Aim of the task:
Each line in the entries below that holds the string "icon" is to be listed.

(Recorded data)
□ □ □ □ □
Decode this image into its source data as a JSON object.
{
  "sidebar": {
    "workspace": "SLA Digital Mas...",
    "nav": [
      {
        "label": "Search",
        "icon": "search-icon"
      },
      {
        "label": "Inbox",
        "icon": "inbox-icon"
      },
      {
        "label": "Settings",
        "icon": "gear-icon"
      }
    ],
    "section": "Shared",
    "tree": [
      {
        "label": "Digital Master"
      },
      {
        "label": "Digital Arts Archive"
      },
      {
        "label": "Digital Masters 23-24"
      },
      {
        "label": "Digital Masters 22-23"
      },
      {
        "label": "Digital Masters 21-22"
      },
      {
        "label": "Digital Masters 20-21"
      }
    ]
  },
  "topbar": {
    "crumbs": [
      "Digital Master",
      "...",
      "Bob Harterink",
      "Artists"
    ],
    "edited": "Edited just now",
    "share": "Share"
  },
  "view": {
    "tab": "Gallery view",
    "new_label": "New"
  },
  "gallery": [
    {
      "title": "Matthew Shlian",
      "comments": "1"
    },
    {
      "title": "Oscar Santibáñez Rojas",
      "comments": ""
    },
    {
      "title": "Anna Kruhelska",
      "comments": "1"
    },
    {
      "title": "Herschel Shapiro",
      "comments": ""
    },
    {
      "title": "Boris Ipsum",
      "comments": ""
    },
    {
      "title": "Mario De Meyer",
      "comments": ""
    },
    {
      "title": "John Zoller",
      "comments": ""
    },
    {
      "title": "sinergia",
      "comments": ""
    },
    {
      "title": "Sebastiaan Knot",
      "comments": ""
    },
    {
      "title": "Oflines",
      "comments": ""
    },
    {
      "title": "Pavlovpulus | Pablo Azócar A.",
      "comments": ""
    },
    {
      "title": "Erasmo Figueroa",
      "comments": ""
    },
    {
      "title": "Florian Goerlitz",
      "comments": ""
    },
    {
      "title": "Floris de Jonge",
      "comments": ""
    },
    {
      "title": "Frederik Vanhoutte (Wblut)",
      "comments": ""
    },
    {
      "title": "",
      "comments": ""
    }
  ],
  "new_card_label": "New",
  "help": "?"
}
□ □ □ □ □
Solution:
        "icon": "search-icon"
        "icon": "inbox-icon"
        "icon": "gear-icon"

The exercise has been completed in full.